## Stated exercise
All material below is to be reproduced exactly.
>> START
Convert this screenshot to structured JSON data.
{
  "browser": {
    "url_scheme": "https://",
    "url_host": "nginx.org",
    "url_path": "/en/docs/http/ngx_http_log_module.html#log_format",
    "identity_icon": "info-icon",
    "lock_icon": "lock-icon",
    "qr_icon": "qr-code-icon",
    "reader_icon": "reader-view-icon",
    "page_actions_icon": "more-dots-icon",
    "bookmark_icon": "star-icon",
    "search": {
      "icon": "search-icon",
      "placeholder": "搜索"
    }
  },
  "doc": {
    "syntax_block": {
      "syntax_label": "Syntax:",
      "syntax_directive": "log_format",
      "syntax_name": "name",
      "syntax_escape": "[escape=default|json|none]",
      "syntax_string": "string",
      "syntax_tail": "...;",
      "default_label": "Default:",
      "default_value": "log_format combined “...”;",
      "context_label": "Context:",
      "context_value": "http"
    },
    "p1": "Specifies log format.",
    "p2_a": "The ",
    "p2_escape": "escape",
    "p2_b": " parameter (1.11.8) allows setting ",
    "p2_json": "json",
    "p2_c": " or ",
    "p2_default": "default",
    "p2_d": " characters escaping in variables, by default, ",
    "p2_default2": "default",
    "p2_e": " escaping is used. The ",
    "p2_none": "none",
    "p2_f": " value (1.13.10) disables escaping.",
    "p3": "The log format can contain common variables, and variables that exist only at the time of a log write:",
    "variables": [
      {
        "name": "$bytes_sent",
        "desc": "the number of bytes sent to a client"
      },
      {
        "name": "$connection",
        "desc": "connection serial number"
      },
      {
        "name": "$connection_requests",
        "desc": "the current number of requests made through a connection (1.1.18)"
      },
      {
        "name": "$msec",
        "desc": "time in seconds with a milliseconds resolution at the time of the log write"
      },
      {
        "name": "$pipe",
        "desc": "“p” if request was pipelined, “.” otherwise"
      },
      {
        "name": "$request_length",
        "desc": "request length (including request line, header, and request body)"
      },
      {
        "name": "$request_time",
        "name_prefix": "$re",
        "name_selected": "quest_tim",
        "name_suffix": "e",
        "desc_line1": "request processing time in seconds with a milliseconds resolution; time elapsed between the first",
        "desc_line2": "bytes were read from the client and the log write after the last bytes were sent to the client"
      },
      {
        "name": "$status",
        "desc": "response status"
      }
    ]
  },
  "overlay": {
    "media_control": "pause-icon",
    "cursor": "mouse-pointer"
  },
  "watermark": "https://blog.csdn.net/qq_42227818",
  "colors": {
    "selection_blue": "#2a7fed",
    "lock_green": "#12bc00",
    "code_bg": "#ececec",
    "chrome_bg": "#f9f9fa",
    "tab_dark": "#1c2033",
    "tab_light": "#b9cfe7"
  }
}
>> END
## Response
Convert this screenshot to structured JSON data.
{
  "browser": {
    "url_scheme": "https://",
    "url_host": "nginx.org",
    "url_path": "/en/docs/http/ngx_http_log_module.html#log_format",
    "identity_icon": "info-icon",
    "lock_icon": "lock-icon",
    "qr_icon": "qr-code-icon",
    "reader_icon": "reader-view-icon",
    "page_actions_icon": "more-dots-icon",
    "bookmark_icon": "star-icon",
    "search": {
      "icon": "search-icon",
      "placeholder": "搜索"
    }
  },
  "doc": {
    "syntax_block": {
      "syntax_label": "Syntax:",
      "syntax_directive": "log_format",
      "syntax_name": "name",
      "syntax_escape": "[escape=default|json|none]",
      "syntax_string": "string",
      "syntax_tail": "...;",
      "default_label": "Default:",
      "default_value": "log_format combined “...”;",
      "context_label": "Context:",
      "context_value": "http"
    },
    "p1": "Specifies log format.",
    "p2_a": "The ",
    "p2_escape": "escape",
    "p2_b": " parameter (1.11.8) allows setting ",
    "p2_json": "json",
    "p2_c": " or ",
    "p2_default": "default",
    "p2_d": " characters escaping in variables, by default, ",
    "p2_default2": "default",
    "p2_e": " escaping is used. The ",
    "p2_none": "none",
    "p2_f": " value (1.13.10) disables escaping.",
    "p3": "The log format can contain common variables, and variables that exist only at the time of a log write:",
    "variables": [
      {
        "name": "$bytes_sent",
        "desc": "the number of bytes sent to a client"
      },
      {
        "name": "$connection",
        "desc": "connection serial number"
      },
      {
        "name": "$connection_requests",
        "desc": "the current number of requests made through a connection (1.1.18)"
      },
      {
        "name": "$msec",
        "desc": "time in seconds with a milliseconds resolution at the time of the log write"
      },
      {
        "name": "$pipe",
        "desc": "“p” if request was pipelined, “.” otherwise"
      },
      {
        "name": "$request_length",
        "desc": "request length (including request line, header, and request body)"
      },
      {
        "name": "$request_time",
        "name_prefix": "$re",
        "name_selected": "quest_tim",
        "name_suffix": "e",
        "desc_line1": "request processing time in seconds with a milliseconds resolution; time elapsed between the first",
        "desc_line2": "bytes were read from the client and the log write after the last bytes were sent to the client"
      },
      {
        "name": "$status",
        "desc": "response status"
      }
    ]
  },
  "overlay": {
    "media_control": "pause-icon",
    "cursor": "mouse-pointer"
  },
  "watermark": "https://blog.csdn.net/qq_42227818",
  "colors": {
    "selection_blue": "#2a7fed",
    "lock_green": "#12bc00",
    "code_bg": "#ececec",
    "chrome_bg": "#f9f9fa",
    "tab_dark": "#1c2033",
    "tab_light": "#b9cfe7"
  }
}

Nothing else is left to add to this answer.